Your goal. Transcribe the records exactly. Pictures do not belong in the transcription.

Stored rows.

_ _ _ _ _

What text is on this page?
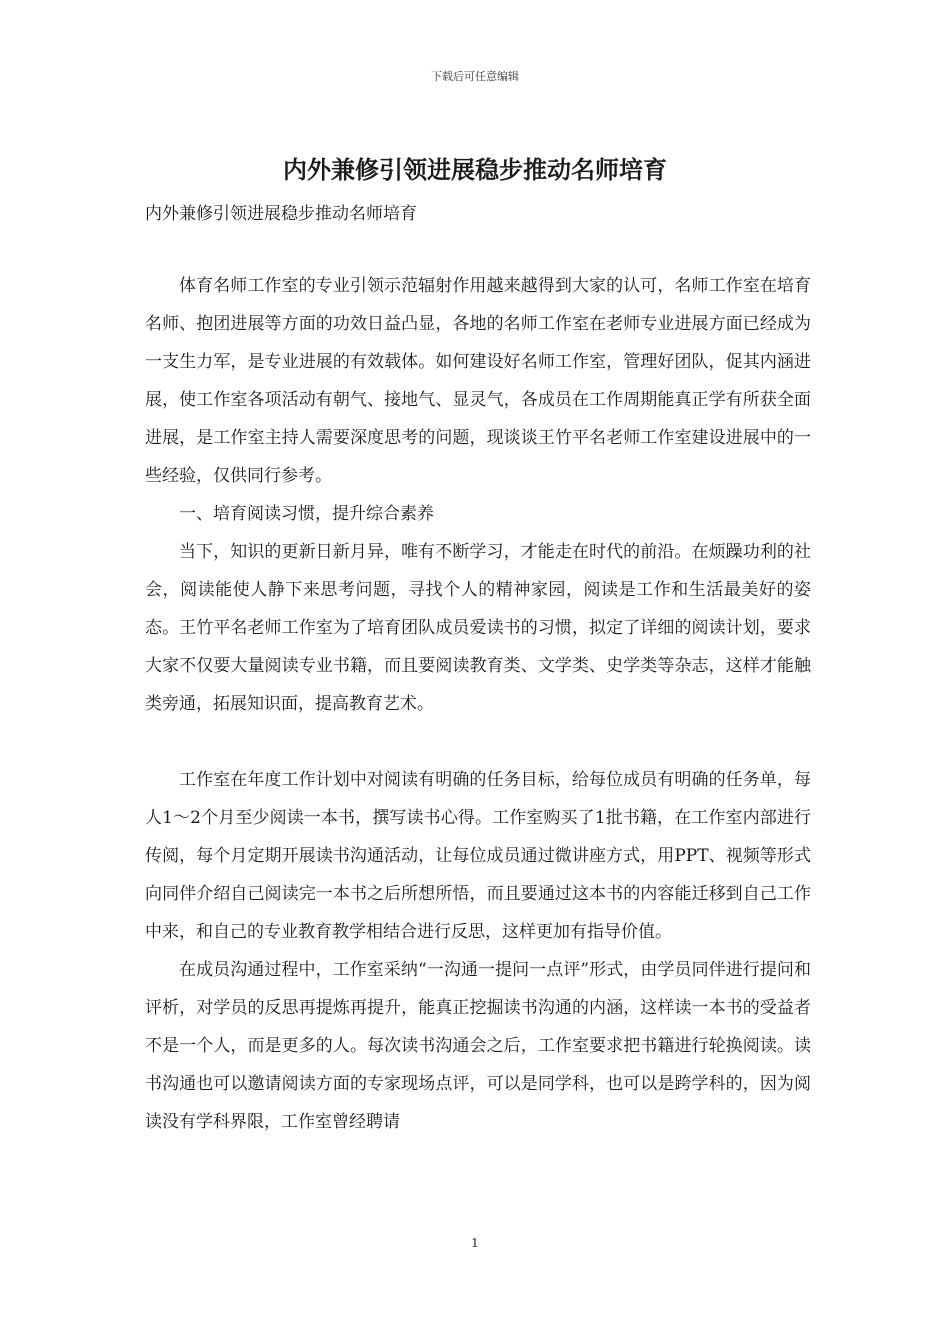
下载后可任意编辑
内外兼修引领进展稳步推动名师培育

内外兼修引领进展稳步推动名师培育

体育名师工作室的专业引领示范辐射作用越来越得到大家的认可，名师工作室在培育名师、抱团进展等方面的功效日益凸显，各地的名师工作室在老师专业进展方面已经成为一支生力军，是专业进展的有效载体。如何建设好名师工作室，管理好团队，促其内涵进展，使工作室各项活动有朝气、接地气、显灵气，各成员在工作周期能真正学有所获全面进展，是工作室主持人需要深度思考的问题，现谈谈王竹平名老师工作室建设进展中的一些经验，仅供同行参考。

一、培育阅读习惯，提升综合素养

当下，知识的更新日新月异，唯有不断学习，才能走在时代的前沿。在烦躁功利的社会，阅读能使人静下来思考问题，寻找个人的精神家园，阅读是工作和生活最美好的姿态。王竹平名老师工作室为了培育团队成员爱读书的习惯，拟定了详细的阅读计划，要求大家不仅要大量阅读专业书籍，而且要阅读教育类、文学类、史学类等杂志，这样才能触类旁通，拓展知识面，提高教育艺术。

工作室在年度工作计划中对阅读有明确的任务目标，给每位成员有明确的任务单，每人1～2个月至少阅读一本书，撰写读书心得。工作室购买了1批书籍，在工作室内部进行传阅，每个月定期开展读书沟通活动，让每位成员通过微讲座方式，用PPT、视频等形式向同伴介绍自己阅读完一本书之后所想所悟，而且要通过这本书的内容能迁移到自己工作中来，和自己的专业教育教学相结合进行反思，这样更加有指导价值。

在成员沟通过程中，工作室采纳“一沟通一提问一点评”形式，由学员同伴进行提问和评析，对学员的反思再提炼再提升，能真正挖掘读书沟通的内涵，这样读一本书的受益者不是一个人，而是更多的人。每次读书沟通会之后，工作室要求把书籍进行轮换阅读。读书沟通也可以邀请阅读方面的专家现场点评，可以是同学科，也可以是跨学科的，因为阅读没有学科界限，工作室曾经聘请

1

_ _ _ _ _

Response to this task.
What text is on this page?
下载后可任意编辑
内外兼修引领进展稳步推动名师培育

内外兼修引领进展稳步推动名师培育

体育名师工作室的专业引领示范辐射作用越来越得到大家的认可，名师工作室在培育名师、抱团进展等方面的功效日益凸显，各地的名师工作室在老师专业进展方面已经成为一支生力军，是专业进展的有效载体。如何建设好名师工作室，管理好团队，促其内涵进展，使工作室各项活动有朝气、接地气、显灵气，各成员在工作周期能真正学有所获全面进展，是工作室主持人需要深度思考的问题，现谈谈王竹平名老师工作室建设进展中的一些经验，仅供同行参考。

一、培育阅读习惯，提升综合素养

当下，知识的更新日新月异，唯有不断学习，才能走在时代的前沿。在烦躁功利的社会，阅读能使人静下来思考问题，寻找个人的精神家园，阅读是工作和生活最美好的姿态。王竹平名老师工作室为了培育团队成员爱读书的习惯，拟定了详细的阅读计划，要求大家不仅要大量阅读专业书籍，而且要阅读教育类、文学类、史学类等杂志，这样才能触类旁通，拓展知识面，提高教育艺术。

工作室在年度工作计划中对阅读有明确的任务目标，给每位成员有明确的任务单，每人1～2个月至少阅读一本书，撰写读书心得。工作室购买了1批书籍，在工作室内部进行传阅，每个月定期开展读书沟通活动，让每位成员通过微讲座方式，用PPT、视频等形式向同伴介绍自己阅读完一本书之后所想所悟，而且要通过这本书的内容能迁移到自己工作中来，和自己的专业教育教学相结合进行反思，这样更加有指导价值。

在成员沟通过程中，工作室采纳“一沟通一提问一点评”形式，由学员同伴进行提问和评析，对学员的反思再提炼再提升，能真正挖掘读书沟通的内涵，这样读一本书的受益者不是一个人，而是更多的人。每次读书沟通会之后，工作室要求把书籍进行轮换阅读。读书沟通也可以邀请阅读方面的专家现场点评，可以是同学科，也可以是跨学科的，因为阅读没有学科界限，工作室曾经聘请

1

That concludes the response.